- [Challenge 1]
Rewrite the ESG ratings article between "The publication comes" and "sustainability assessment processes.", inclusive, putting "three-month" in place of "four-month".
- [Challenge 2]
Write the next part of the article on regulating ESG ratings, picking up after its last sentence.

- [Excerpt to read]

— start —

The document, published on July 5, suggests a six-principles approach to bringing order to ESG ratings whose providers face criticism over inconsistencies in their scores and conflicts of interest.

The proposal was welcomed by Britain’s Investors Association, the UK Sustainable Investment and Finance association (UKSIF), as well as the International Swaps and Derivatives Association (ISDA) and the Association for Financial Markets in Europe (AFME).

“We expect that the demand in the UK, and internationally, for these types of products will grow markedly in the coming years, and it is absolutely crucial for investors and other users to have full confidence in ESG ratings, including their underlying methodologies,” UKSIF said in a statement.

“The associations support the introduction of regulation for ESG ratings providers, in particular the need for greater transparency of methodologies, sufficient resources and expertise within providers, stronger governance, and addressing conflicts of interest,” a joint comment from ISDA and AFME stated. “This is particularly important given the global nature of the market for ESG ratings.”

Government Scrutiny

The publication comes just days after the closure of a four-month government Treasury-led consultation on regulating the firms, which was launched in recognition of the growing importance that investors place on ratings when making decisions on the £4.7 trillion of assets integrated into sustainability assessment processes.

The draft code of conduct sets out six principles that it recommends rating firms follow, covering: good governance, securing quality, conflicts of interest, transparency, confidentiality and engagement. With each principle, the code recommends a set of actions that raters should take and describes outcomes that should be targeted.

The six principles are aimed at “improving the availability and quality of information provided to investors at product and entity levels; enhancing market integrity through increased transparency, good governance and sound systems and controls; and improving competition through better comparability of products and providers”.

The code is built on recommendations made in 2021 by the International Organisation of Security Commissions (IOSCO), which said that ratings were too important for regulators to overlook. As well as offering recommendations on how ratings firms can improve their services, IOSCO suggested the firms be brought either under direct regulatory scrutiny or encouraged to follow voluntary codes of conduct.

— end —

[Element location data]
— start —

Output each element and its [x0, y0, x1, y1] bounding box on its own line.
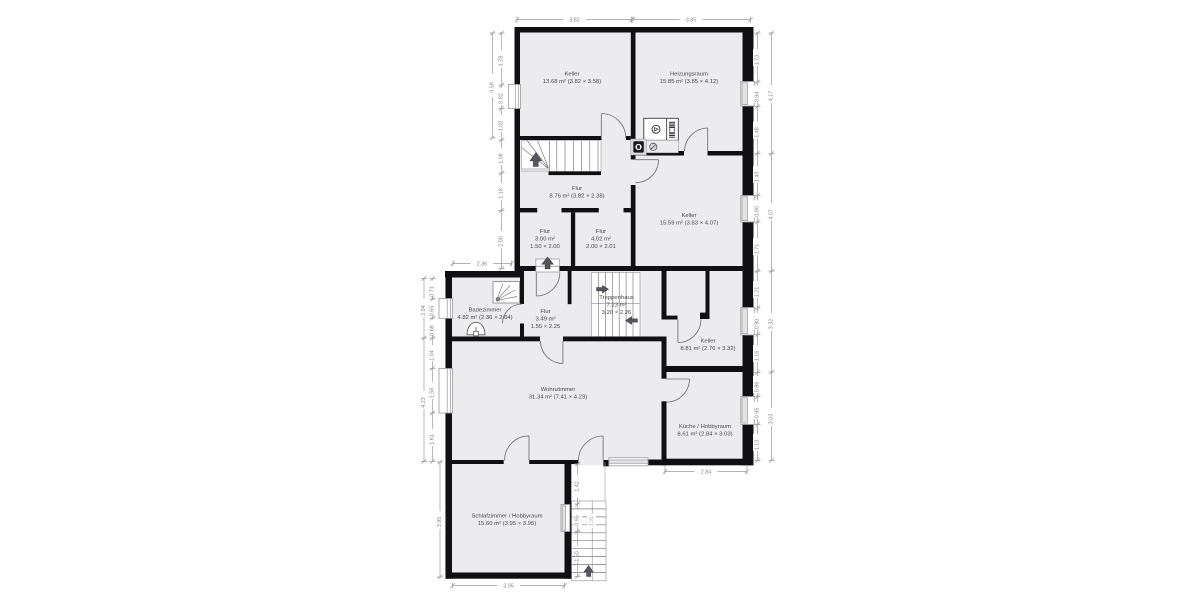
svg-text:Flur: Flur: [540, 309, 550, 315]
svg-text:4.02 m²: 4.02 m²: [591, 237, 611, 243]
svg-text:0.95: 0.95: [755, 408, 761, 419]
svg-text:4.23: 4.23: [421, 397, 427, 408]
svg-text:Flur: Flur: [540, 229, 550, 235]
svg-text:Keller: Keller: [681, 213, 696, 219]
svg-text:Küche / Hobbyraum: Küche / Hobbyraum: [679, 424, 731, 430]
svg-text:1.13: 1.13: [755, 440, 761, 451]
svg-text:1.04: 1.04: [430, 350, 436, 361]
svg-text:1.08: 1.08: [499, 153, 505, 164]
svg-text:4.82 m² (2.36 × 2.04): 4.82 m² (2.36 × 2.04): [457, 315, 512, 321]
svg-text:0.82: 0.82: [499, 93, 505, 104]
svg-text:1.78: 1.78: [499, 56, 505, 67]
svg-text:7.23 m²: 7.23 m²: [607, 303, 627, 309]
svg-text:3.82: 3.82: [569, 18, 580, 24]
svg-text:Flur: Flur: [572, 186, 582, 192]
svg-text:1.50 × 2.00: 1.50 × 2.00: [530, 244, 560, 250]
svg-text:Keller: Keller: [564, 72, 579, 78]
svg-text:13.68 m² (3.82 × 3.58): 13.68 m² (3.82 × 3.58): [543, 79, 601, 85]
svg-text:2.04: 2.04: [421, 305, 427, 316]
svg-text:Heizungsraum: Heizungsraum: [670, 72, 708, 78]
svg-text:Wohnzimmer: Wohnzimmer: [541, 387, 576, 393]
svg-text:1.42: 1.42: [575, 481, 581, 492]
svg-text:0.90: 0.90: [755, 206, 761, 217]
svg-text:1.43: 1.43: [755, 172, 761, 183]
svg-text:1.02: 1.02: [499, 121, 505, 132]
svg-text:1.55 × 2.25: 1.55 × 2.25: [531, 324, 561, 330]
svg-text:0.94: 0.94: [755, 92, 761, 103]
svg-text:Flur: Flur: [596, 229, 606, 235]
svg-text:2.00 × 2.01: 2.00 × 2.01: [586, 244, 616, 250]
svg-text:0.71: 0.71: [430, 286, 436, 297]
svg-text:1.58: 1.58: [430, 388, 436, 399]
svg-text:1.16: 1.16: [755, 351, 761, 362]
svg-text:0.95: 0.95: [575, 515, 581, 526]
svg-text:2.84: 2.84: [701, 470, 712, 476]
svg-text:15.59 m² (3.83 × 4.07): 15.59 m² (3.83 × 4.07): [660, 221, 718, 227]
svg-text:0.86: 0.86: [755, 382, 761, 393]
svg-text:Treppenhaus: Treppenhaus: [599, 295, 634, 301]
svg-text:3.32: 3.32: [769, 319, 775, 330]
svg-text:1.48: 1.48: [755, 127, 761, 138]
svg-text:0.65: 0.65: [430, 306, 436, 317]
svg-text:3.85: 3.85: [686, 18, 697, 24]
svg-text:0.90: 0.90: [755, 319, 761, 330]
svg-text:4.07: 4.07: [769, 209, 775, 220]
svg-text:3.49 m²: 3.49 m²: [536, 317, 556, 323]
svg-text:1.73: 1.73: [755, 55, 761, 66]
svg-text:3.20 × 2.26: 3.20 × 2.26: [602, 310, 632, 316]
svg-text:Badezimmer: Badezimmer: [468, 308, 501, 314]
svg-text:1.50: 1.50: [575, 551, 581, 562]
svg-text:Keller: Keller: [700, 339, 715, 345]
svg-text:3.95: 3.95: [503, 584, 514, 590]
svg-text:8.81 m² (2.76 × 3.32): 8.81 m² (2.76 × 3.32): [680, 346, 735, 352]
svg-text:3.00 m²: 3.00 m²: [535, 237, 555, 243]
svg-text:1.61: 1.61: [430, 434, 436, 445]
svg-text:4.17: 4.17: [769, 91, 775, 102]
svg-text:15.85 m² (3.85 × 4.12): 15.85 m² (3.85 × 4.12): [660, 79, 718, 85]
svg-text:2.00: 2.00: [499, 236, 505, 247]
svg-text:1.21: 1.21: [755, 287, 761, 298]
svg-text:0.68: 0.68: [430, 325, 436, 336]
svg-text:2.36: 2.36: [477, 262, 488, 268]
svg-text:31.34 m² (7.41 × 4.23): 31.34 m² (7.41 × 4.23): [529, 395, 587, 401]
svg-text:8.76 m² (3.82 × 2.38): 8.76 m² (3.82 × 2.38): [549, 194, 604, 200]
svg-text:15.60 m² (3.95 × 3.95): 15.60 m² (3.95 × 3.95): [478, 521, 536, 527]
svg-text:1.71: 1.71: [755, 244, 761, 255]
svg-text:8.61 m² (2.84 × 3.03): 8.61 m² (2.84 × 3.03): [677, 432, 732, 438]
svg-text:1.18: 1.18: [499, 188, 505, 199]
svg-text:1.91: 1.91: [589, 516, 595, 526]
svg-text:Schlafzimmer / Hobbyraum: Schlafzimmer / Hobbyraum: [471, 514, 542, 520]
svg-text:3.03: 3.03: [769, 414, 775, 425]
svg-text:3.95: 3.95: [437, 517, 443, 528]
svg-text:3.58: 3.58: [490, 82, 496, 93]
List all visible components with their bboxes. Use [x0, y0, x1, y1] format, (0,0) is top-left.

— end —

- [Right answer 1]
The publication comes just days after the closure of a three-month government Treasury-led consultation on regulating the firms, which was launched in recognition of the growing importance that investors place on ratings when making decisions on the £4.7 trillion of assets integrated into sustainability assessment processes.

- [Right answer 2]
“In the UK, regulation is being considered in parallel with the development of this Code of Conduct,” the draft stated.

FCA Commission

The code of conduct was commissioned by the UK regulator, the Financial Conduct Authority (FCA), which created the ESG Data and Ratings Code of Conduct Working Group (DRWG) to draw up the proposals. The working group was supported by the International Regulatory Strategy Group (IRSG) and the International Capital Market Association (ICMA).

According to business researcher Opimas, the market for ESG data grew to about US$1.3 billion last year, of which ratings and raw data providers accounted for 70 per cent. Indices claimed the balance.

Ratings provided by companies including MSCI, ISS ESG, Sustainalytics and Moody’s are important to investors at a time when raw data on investment instruments is often patchy in volume and quality, and as demand for sustainable investments has surged. They offer an aggregated view into an instrument’s sustainability by using sophisticated analytics to establish scores when data is missing.

But they have come under scrutiny as their importance has grown. The largest complaint they face is that they often give widely differing scores to the same companies. This is usually the result of each using its own rating methodology, making comparisons of companies tricky for investors. Accusations of greenwashing have occasionally been levelled at asset managers who have, naturally, cited the best rating offered by a provider in their sales documentation.

There is also concern that raters who also offer consulting services may be massaging scores to make them more attractive to clients.

The UK action is the first among leading market overseers, many of whom have put ESG ratings under scrutiny. The EU is mulling regulatory oversight for the firms, as is the SEC.

While the Code of Conduct will now be subject to industry scrutiny during a consultation period that runs to October 5, the UK’s Treasury has just wound up its own consultation on whether the industry should be regulated. The government’s financiers said the responses to the soundings will inform their policy response soon after.